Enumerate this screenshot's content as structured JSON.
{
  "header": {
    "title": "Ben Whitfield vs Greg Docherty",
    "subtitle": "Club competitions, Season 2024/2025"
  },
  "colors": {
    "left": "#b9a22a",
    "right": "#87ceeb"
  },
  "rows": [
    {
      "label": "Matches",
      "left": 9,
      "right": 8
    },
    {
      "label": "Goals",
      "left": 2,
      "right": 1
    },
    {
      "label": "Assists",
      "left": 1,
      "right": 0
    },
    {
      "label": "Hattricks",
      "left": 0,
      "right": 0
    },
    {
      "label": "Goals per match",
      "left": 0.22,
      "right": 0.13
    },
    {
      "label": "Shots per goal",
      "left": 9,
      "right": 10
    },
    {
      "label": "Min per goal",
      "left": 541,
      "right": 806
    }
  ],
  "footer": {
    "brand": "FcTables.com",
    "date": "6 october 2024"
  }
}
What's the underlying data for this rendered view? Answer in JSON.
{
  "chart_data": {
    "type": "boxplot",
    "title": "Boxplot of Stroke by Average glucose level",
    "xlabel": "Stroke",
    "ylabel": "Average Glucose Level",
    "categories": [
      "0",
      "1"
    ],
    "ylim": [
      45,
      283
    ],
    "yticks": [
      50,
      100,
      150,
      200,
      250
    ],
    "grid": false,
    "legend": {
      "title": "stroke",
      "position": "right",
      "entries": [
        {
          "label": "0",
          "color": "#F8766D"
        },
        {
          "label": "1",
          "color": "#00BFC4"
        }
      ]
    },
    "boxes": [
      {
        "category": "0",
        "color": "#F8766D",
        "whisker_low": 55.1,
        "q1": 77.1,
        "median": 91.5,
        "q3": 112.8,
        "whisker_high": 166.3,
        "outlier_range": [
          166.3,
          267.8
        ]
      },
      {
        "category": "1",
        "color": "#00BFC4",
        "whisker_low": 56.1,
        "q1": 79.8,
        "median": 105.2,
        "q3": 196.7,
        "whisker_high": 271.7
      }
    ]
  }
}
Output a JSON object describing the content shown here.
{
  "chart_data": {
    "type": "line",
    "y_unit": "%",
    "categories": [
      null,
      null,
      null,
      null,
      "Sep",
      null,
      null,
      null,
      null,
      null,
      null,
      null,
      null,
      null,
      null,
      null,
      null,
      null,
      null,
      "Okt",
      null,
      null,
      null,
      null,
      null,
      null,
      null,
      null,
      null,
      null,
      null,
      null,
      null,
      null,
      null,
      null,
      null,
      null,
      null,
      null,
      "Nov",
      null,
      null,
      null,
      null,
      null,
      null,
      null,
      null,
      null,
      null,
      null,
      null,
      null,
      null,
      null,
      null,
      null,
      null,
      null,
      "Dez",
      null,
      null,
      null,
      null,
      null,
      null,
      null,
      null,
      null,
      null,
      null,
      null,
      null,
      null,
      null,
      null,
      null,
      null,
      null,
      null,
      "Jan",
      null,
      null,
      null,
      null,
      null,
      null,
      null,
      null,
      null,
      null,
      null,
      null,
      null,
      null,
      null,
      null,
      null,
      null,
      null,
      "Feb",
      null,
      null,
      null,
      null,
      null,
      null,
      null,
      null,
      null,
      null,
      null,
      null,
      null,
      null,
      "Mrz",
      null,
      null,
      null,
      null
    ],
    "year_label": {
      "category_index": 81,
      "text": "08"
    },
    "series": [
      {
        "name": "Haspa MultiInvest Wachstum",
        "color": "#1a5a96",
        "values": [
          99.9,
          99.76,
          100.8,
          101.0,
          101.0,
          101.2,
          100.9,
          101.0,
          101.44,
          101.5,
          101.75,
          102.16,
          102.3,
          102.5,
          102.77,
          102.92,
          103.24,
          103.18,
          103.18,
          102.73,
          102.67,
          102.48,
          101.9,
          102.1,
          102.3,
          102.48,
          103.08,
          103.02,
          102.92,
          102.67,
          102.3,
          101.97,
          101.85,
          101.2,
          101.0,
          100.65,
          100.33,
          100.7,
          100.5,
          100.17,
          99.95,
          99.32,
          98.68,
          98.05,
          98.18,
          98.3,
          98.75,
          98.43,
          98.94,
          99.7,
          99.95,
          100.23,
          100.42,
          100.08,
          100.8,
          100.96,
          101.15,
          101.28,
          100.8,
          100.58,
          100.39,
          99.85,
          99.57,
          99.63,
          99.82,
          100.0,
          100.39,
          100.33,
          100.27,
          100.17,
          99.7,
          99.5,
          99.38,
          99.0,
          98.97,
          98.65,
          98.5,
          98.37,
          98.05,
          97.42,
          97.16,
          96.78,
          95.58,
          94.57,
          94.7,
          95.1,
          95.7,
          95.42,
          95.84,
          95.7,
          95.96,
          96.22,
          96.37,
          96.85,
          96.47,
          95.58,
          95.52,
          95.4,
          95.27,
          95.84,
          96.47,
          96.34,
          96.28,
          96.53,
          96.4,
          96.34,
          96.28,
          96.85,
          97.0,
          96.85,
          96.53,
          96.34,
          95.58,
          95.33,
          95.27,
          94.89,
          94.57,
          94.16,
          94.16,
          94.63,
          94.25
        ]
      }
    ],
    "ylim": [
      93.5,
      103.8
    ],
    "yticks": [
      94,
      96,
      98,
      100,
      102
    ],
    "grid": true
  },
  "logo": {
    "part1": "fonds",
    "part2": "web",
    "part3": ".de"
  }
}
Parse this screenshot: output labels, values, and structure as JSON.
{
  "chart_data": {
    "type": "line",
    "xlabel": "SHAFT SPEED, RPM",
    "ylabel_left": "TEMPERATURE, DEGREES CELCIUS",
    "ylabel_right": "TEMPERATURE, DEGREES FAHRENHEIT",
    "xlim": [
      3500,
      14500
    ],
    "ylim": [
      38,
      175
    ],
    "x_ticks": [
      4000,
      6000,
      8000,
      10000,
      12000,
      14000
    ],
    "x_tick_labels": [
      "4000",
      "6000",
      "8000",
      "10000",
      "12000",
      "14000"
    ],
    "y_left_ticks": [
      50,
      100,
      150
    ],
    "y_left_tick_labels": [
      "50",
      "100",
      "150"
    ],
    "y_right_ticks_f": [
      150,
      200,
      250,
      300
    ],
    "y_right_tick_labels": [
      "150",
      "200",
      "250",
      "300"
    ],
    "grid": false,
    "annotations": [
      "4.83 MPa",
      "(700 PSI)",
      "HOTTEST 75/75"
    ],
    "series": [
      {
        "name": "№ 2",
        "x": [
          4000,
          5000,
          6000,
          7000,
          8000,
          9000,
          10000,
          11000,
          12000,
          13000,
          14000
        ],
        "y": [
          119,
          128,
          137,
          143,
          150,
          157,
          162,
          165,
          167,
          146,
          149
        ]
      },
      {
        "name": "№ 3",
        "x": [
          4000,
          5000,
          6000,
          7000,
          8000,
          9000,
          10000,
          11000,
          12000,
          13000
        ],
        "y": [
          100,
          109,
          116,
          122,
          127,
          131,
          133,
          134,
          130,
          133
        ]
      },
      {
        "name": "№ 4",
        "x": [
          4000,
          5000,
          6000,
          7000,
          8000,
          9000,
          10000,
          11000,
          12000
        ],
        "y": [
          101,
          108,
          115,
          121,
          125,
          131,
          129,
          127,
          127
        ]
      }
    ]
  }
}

Work to do: Please reproduce each line exactly as written.

Output for this exercise:
Enumerate this screenshot's content as structured JSON.
{
  "header": {
    "title": "Ben Whitfield vs Greg Docherty",
    "subtitle": "Club competitions, Season 2024/2025"
  },
  "colors": {
    "left": "#b9a22a",
    "right": "#87ceeb"
  },
  "rows": [
    {
      "label": "Matches",
      "left": 9,
      "right": 8
    },
    {
      "label": "Goals",
      "left": 2,
      "right": 1
    },
    {
      "label": "Assists",
      "left": 1,
      "right": 0
    },
    {
      "label": "Hattricks",
      "left": 0,
      "right": 0
    },
    {
      "label": "Goals per match",
      "left": 0.22,
      "right": 0.13
    },
    {
      "label": "Shots per goal",
      "left": 9,
      "right": 10
    },
    {
      "label": "Min per goal",
      "left": 541,
      "right": 806
    }
  ],
  "footer": {
    "brand": "FcTables.com",
    "date": "6 october 2024"
  }
}
What's the underlying data for this rendered view? Answer in JSON.
{
  "chart_data": {
    "type": "boxplot",
    "title": "Boxplot of Stroke by Average glucose level",
    "xlabel": "Stroke",
    "ylabel": "Average Glucose Level",
    "categories": [
      "0",
      "1"
    ],
    "ylim": [
      45,
      283
    ],
    "yticks": [
      50,
      100,
      150,
      200,
      250
    ],
    "grid": false,
    "legend": {
      "title": "stroke",
      "position": "right",
      "entries": [
        {
          "label": "0",
          "color": "#F8766D"
        },
        {
          "label": "1",
          "color": "#00BFC4"
        }
      ]
    },
    "boxes": [
      {
        "category": "0",
        "color": "#F8766D",
        "whisker_low": 55.1,
        "q1": 77.1,
        "median": 91.5,
        "q3": 112.8,
        "whisker_high": 166.3,
        "outlier_range": [
          166.3,
          267.8
        ]
      },
      {
        "category": "1",
        "color": "#00BFC4",
        "whisker_low": 56.1,
        "q1": 79.8,
        "median": 105.2,
        "q3": 196.7,
        "whisker_high": 271.7
      }
    ]
  }
}
Output a JSON object describing the content shown here.
{
  "chart_data": {
    "type": "line",
    "y_unit": "%",
    "categories": [
      null,
      null,
      null,
      null,
      "Sep",
      null,
      null,
      null,
      null,
      null,
      null,
      null,
      null,
      null,
      null,
      null,
      null,
      null,
      null,
      "Okt",
      null,
      null,
      null,
      null,
      null,
      null,
      null,
      null,
      null,
      null,
      null,
      null,
      null,
      null,
      null,
      null,
      null,
      null,
      null,
      null,
      "Nov",
      null,
      null,
      null,
      null,
      null,
      null,
      null,
      null,
      null,
      null,
      null,
      null,
      null,
      null,
      null,
      null,
      null,
      null,
      null,
      "Dez",
      null,
      null,
      null,
      null,
      null,
      null,
      null,
      null,
      null,
      null,
      null,
      null,
      null,
      null,
      null,
      null,
      null,
      null,
      null,
      null,
      "Jan",
      null,
      null,
      null,
      null,
      null,
      null,
      null,
      null,
      null,
      null,
      null,
      null,
      null,
      null,
      null,
      null,
      null,
      null,
      null,
      "Feb",
      null,
      null,
      null,
      null,
      null,
      null,
      null,
      null,
      null,
      null,
      null,
      null,
      null,
      null,
      "Mrz",
      null,
      null,
      null,
      null
    ],
    "year_label": {
      "category_index": 81,
      "text": "08"
    },
    "series": [
      {
        "name": "Haspa MultiInvest Wachstum",
        "color": "#1a5a96",
        "values": [
          99.9,
          99.76,
          100.8,
          101.0,
          101.0,
          101.2,
          100.9,
          101.0,
          101.44,
          101.5,
          101.75,
          102.16,
          102.3,
          102.5,
          102.77,
          102.92,
          103.24,
          103.18,
          103.18,
          102.73,
          102.67,
          102.48,
          101.9,
          102.1,
          102.3,
          102.48,
          103.08,
          103.02,
          102.92,
          102.67,
          102.3,
          101.97,
          101.85,
          101.2,
          101.0,
          100.65,
          100.33,
          100.7,
          100.5,
          100.17,
          99.95,
          99.32,
          98.68,
          98.05,
          98.18,
          98.3,
          98.75,
          98.43,
          98.94,
          99.7,
          99.95,
          100.23,
          100.42,
          100.08,
          100.8,
          100.96,
          101.15,
          101.28,
          100.8,
          100.58,
          100.39,
          99.85,
          99.57,
          99.63,
          99.82,
          100.0,
          100.39,
          100.33,
          100.27,
          100.17,
          99.7,
          99.5,
          99.38,
          99.0,
          98.97,
          98.65,
          98.5,
          98.37,
          98.05,
          97.42,
          97.16,
          96.78,
          95.58,
          94.57,
          94.7,
          95.1,
          95.7,
          95.42,
          95.84,
          95.7,
          95.96,
          96.22,
          96.37,
          96.85,
          96.47,
          95.58,
          95.52,
          95.4,
          95.27,
          95.84,
          96.47,
          96.34,
          96.28,
          96.53,
          96.4,
          96.34,
          96.28,
          96.85,
          97.0,
          96.85,
          96.53,
          96.34,
          95.58,
          95.33,
          95.27,
          94.89,
          94.57,
          94.16,
          94.16,
          94.63,
          94.25
        ]
      }
    ],
    "ylim": [
      93.5,
      103.8
    ],
    "yticks": [
      94,
      96,
      98,
      100,
      102
    ],
    "grid": true
  },
  "logo": {
    "part1": "fonds",
    "part2": "web",
    "part3": ".de"
  }
}
Parse this screenshot: output labels, values, and structure as JSON.
{
  "chart_data": {
    "type": "line",
    "xlabel": "SHAFT SPEED, RPM",
    "ylabel_left": "TEMPERATURE, DEGREES CELCIUS",
    "ylabel_right": "TEMPERATURE, DEGREES FAHRENHEIT",
    "xlim": [
      3500,
      14500
    ],
    "ylim": [
      38,
      175
    ],
    "x_ticks": [
      4000,
      6000,
      8000,
      10000,
      12000,
      14000
    ],
    "x_tick_labels": [
      "4000",
      "6000",
      "8000",
      "10000",
      "12000",
      "14000"
    ],
    "y_left_ticks": [
      50,
      100,
      150
    ],
    "y_left_tick_labels": [
      "50",
      "100",
      "150"
    ],
    "y_right_ticks_f": [
      150,
      200,
      250,
      300
    ],
    "y_right_tick_labels": [
      "150",
      "200",
      "250",
      "300"
    ],
    "grid": false,
    "annotations": [
      "4.83 MPa",
      "(700 PSI)",
      "HOTTEST 75/75"
    ],
    "series": [
      {
        "name": "№ 2",
        "x": [
          4000,
          5000,
          6000,
          7000,
          8000,
          9000,
          10000,
          11000,
          12000,
          13000,
          14000
        ],
        "y": [
          119,
          128,
          137,
          143,
          150,
          157,
          162,
          165,
          167,
          146,
          149
        ]
      },
      {
        "name": "№ 3",
        "x": [
          4000,
          5000,
          6000,
          7000,
          8000,
          9000,
          10000,
          11000,
          12000,
          13000
        ],
        "y": [
          100,
          109,
          116,
          122,
          127,
          131,
          133,
          134,
          130,
          133
        ]
      },
      {
        "name": "№ 4",
        "x": [
          4000,
          5000,
          6000,
          7000,
          8000,
          9000,
          10000,
          11000,
          12000
        ],
        "y": [
          101,
          108,
          115,
          121,
          125,
          131,
          129,
          127,
          127
        ]
      }
    ]
  }
}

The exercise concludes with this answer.